● **WHAT IS EXPECTED**: A word-for-word copy of the following listing is needed. Leave out its images.
[[ TASK INPUT, beginning ]]
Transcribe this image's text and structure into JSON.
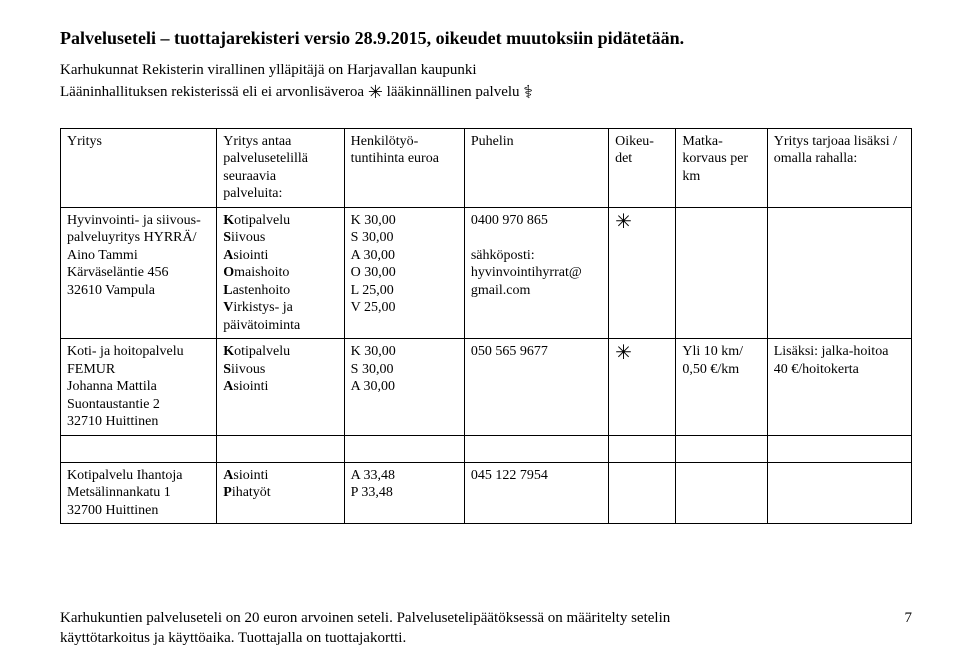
{
  "title": "Palveluseteli – tuottajarekisteri versio 28.9.2015, oikeudet muutoksiin pidätetään.",
  "subtext_line1": "Karhukunnat Rekisterin virallinen ylläpitäjä on Harjavallan kaupunki",
  "subtext_line2a": "Lääninhallituksen rekisterissä eli ei arvonlisäveroa ",
  "subtext_line2b": "  lääkinnällinen palvelu ",
  "star": "✳",
  "medical": "⚕",
  "columns": [
    "Yritys",
    "Yritys antaa palvelusetelillä seuraavia palveluita:",
    "Henkilötyö-tuntihinta euroa",
    "Puhelin",
    "Oikeu-det",
    "Matka-korvaus per km",
    "Yritys tarjoaa lisäksi / omalla rahalla:"
  ],
  "rows": [
    {
      "company": [
        "Hyvinvointi- ja siivous-",
        "palveluyritys HYRRÄ/",
        "Aino Tammi",
        "Kärväseläntie 456",
        "32610 Vampula"
      ],
      "services": [
        [
          "K",
          "otipalvelu"
        ],
        [
          "S",
          "iivous"
        ],
        [
          "A",
          "siointi"
        ],
        [
          "O",
          "maishoito"
        ],
        [
          "L",
          "astenhoito"
        ],
        [
          "V",
          "irkistys- ja"
        ],
        [
          "",
          "päivätoiminta"
        ]
      ],
      "prices": [
        "K 30,00",
        "S 30,00",
        "A 30,00",
        "O 30,00",
        "L 25,00",
        "V 25,00"
      ],
      "phone": [
        "0400 970 865",
        "",
        "sähköposti:",
        "hyvinvointihyrrat@",
        "gmail.com"
      ],
      "rights": "✳",
      "km": "",
      "extra": ""
    },
    {
      "company": [
        "Koti- ja hoitopalvelu",
        "FEMUR",
        "Johanna Mattila",
        "Suontaustantie 2",
        "32710 Huittinen"
      ],
      "services": [
        [
          "K",
          "otipalvelu"
        ],
        [
          "S",
          "iivous"
        ],
        [
          "A",
          "siointi"
        ]
      ],
      "prices": [
        "K 30,00",
        "S 30,00",
        "A 30,00"
      ],
      "phone": [
        "050 565 9677"
      ],
      "rights": "✳",
      "km": "Yli 10 km/ 0,50 €/km",
      "extra": "Lisäksi: jalka-hoitoa 40 €/hoitokerta"
    },
    {
      "company": [
        "Kotipalvelu Ihantoja",
        "Metsälinnankatu 1",
        "32700 Huittinen"
      ],
      "services": [
        [
          "A",
          "siointi"
        ],
        [
          "P",
          "ihatyöt"
        ]
      ],
      "prices": [
        "A 33,48",
        "P 33,48"
      ],
      "phone": [
        "045 122 7954"
      ],
      "rights": "",
      "km": "",
      "extra": ""
    }
  ],
  "footer_line1": "Karhukuntien palveluseteli on 20 euron arvoinen seteli. Palvelusetelipäätöksessä on määritelty setelin",
  "footer_line2": "käyttötarkoitus ja käyttöaika. Tuottajalla on tuottajakortti.",
  "page_number": "7"
}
[[ TASK INPUT, end ]]
● **TASK ANSWER**:
Transcribe this image's text and structure into JSON.
{
  "title": "Palveluseteli – tuottajarekisteri versio 28.9.2015, oikeudet muutoksiin pidätetään.",
  "subtext_line1": "Karhukunnat Rekisterin virallinen ylläpitäjä on Harjavallan kaupunki",
  "subtext_line2a": "Lääninhallituksen rekisterissä eli ei arvonlisäveroa ",
  "subtext_line2b": "  lääkinnällinen palvelu ",
  "star": "✳",
  "medical": "⚕",
  "columns": [
    "Yritys",
    "Yritys antaa palvelusetelillä seuraavia palveluita:",
    "Henkilötyö-tuntihinta euroa",
    "Puhelin",
    "Oikeu-det",
    "Matka-korvaus per km",
    "Yritys tarjoaa lisäksi / omalla rahalla:"
  ],
  "rows": [
    {
      "company": [
        "Hyvinvointi- ja siivous-",
        "palveluyritys HYRRÄ/",
        "Aino Tammi",
        "Kärväseläntie 456",
        "32610 Vampula"
      ],
      "services": [
        [
          "K",
          "otipalvelu"
        ],
        [
          "S",
          "iivous"
        ],
        [
          "A",
          "siointi"
        ],
        [
          "O",
          "maishoito"
        ],
        [
          "L",
          "astenhoito"
        ],
        [
          "V",
          "irkistys- ja"
        ],
        [
          "",
          "päivätoiminta"
        ]
      ],
      "prices": [
        "K 30,00",
        "S 30,00",
        "A 30,00",
        "O 30,00",
        "L 25,00",
        "V 25,00"
      ],
      "phone": [
        "0400 970 865",
        "",
        "sähköposti:",
        "hyvinvointihyrrat@",
        "gmail.com"
      ],
      "rights": "✳",
      "km": "",
      "extra": ""
    },
    {
      "company": [
        "Koti- ja hoitopalvelu",
        "FEMUR",
        "Johanna Mattila",
        "Suontaustantie 2",
        "32710 Huittinen"
      ],
      "services": [
        [
          "K",
          "otipalvelu"
        ],
        [
          "S",
          "iivous"
        ],
        [
          "A",
          "siointi"
        ]
      ],
      "prices": [
        "K 30,00",
        "S 30,00",
        "A 30,00"
      ],
      "phone": [
        "050 565 9677"
      ],
      "rights": "✳",
      "km": "Yli 10 km/ 0,50 €/km",
      "extra": "Lisäksi: jalka-hoitoa 40 €/hoitokerta"
    },
    {
      "company": [
        "Kotipalvelu Ihantoja",
        "Metsälinnankatu 1",
        "32700 Huittinen"
      ],
      "services": [
        [
          "A",
          "siointi"
        ],
        [
          "P",
          "ihatyöt"
        ]
      ],
      "prices": [
        "A 33,48",
        "P 33,48"
      ],
      "phone": [
        "045 122 7954"
      ],
      "rights": "",
      "km": "",
      "extra": ""
    }
  ],
  "footer_line1": "Karhukuntien palveluseteli on 20 euron arvoinen seteli. Palvelusetelipäätöksessä on määritelty setelin",
  "footer_line2": "käyttötarkoitus ja käyttöaika. Tuottajalla on tuottajakortti.",
  "page_number": "7"
}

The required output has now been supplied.